# [EXERCISE DESCRIPTION]
Give every line below again, exactly.

# [INFORMATION SUPPLIED]
○ ○ ○
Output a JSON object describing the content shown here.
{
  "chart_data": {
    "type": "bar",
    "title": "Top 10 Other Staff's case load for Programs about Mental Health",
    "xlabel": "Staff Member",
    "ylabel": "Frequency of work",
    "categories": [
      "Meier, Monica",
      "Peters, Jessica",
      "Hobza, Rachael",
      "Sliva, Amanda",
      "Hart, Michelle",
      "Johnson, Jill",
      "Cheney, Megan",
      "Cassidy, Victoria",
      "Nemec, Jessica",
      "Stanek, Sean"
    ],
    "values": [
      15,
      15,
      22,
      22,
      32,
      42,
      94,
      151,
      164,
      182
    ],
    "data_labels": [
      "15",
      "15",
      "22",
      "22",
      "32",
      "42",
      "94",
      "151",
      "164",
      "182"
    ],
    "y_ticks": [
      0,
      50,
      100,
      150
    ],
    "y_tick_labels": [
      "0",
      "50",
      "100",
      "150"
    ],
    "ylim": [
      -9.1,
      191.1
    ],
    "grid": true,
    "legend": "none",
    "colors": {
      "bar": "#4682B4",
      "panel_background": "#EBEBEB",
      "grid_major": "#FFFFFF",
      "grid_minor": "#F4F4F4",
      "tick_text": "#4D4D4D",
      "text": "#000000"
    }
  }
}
○ ○ ○
# [CORRECT RESULT]
Output a JSON object describing the content shown here.
{
  "chart_data": {
    "type": "bar",
    "title": "Top 10 Other Staff's case load for Programs about Mental Health",
    "xlabel": "Staff Member",
    "ylabel": "Frequency of work",
    "categories": [
      "Meier, Monica",
      "Peters, Jessica",
      "Hobza, Rachael",
      "Sliva, Amanda",
      "Hart, Michelle",
      "Johnson, Jill",
      "Cheney, Megan",
      "Cassidy, Victoria",
      "Nemec, Jessica",
      "Stanek, Sean"
    ],
    "values": [
      15,
      15,
      22,
      22,
      32,
      42,
      94,
      151,
      164,
      182
    ],
    "data_labels": [
      "15",
      "15",
      "22",
      "22",
      "32",
      "42",
      "94",
      "151",
      "164",
      "182"
    ],
    "y_ticks": [
      0,
      50,
      100,
      150
    ],
    "y_tick_labels": [
      "0",
      "50",
      "100",
      "150"
    ],
    "ylim": [
      -9.1,
      191.1
    ],
    "grid": true,
    "legend": "none",
    "colors": {
      "bar": "#4682B4",
      "panel_background": "#EBEBEB",
      "grid_major": "#FFFFFF",
      "grid_minor": "#F4F4F4",
      "tick_text": "#4D4D4D",
      "text": "#000000"
    }
  }
}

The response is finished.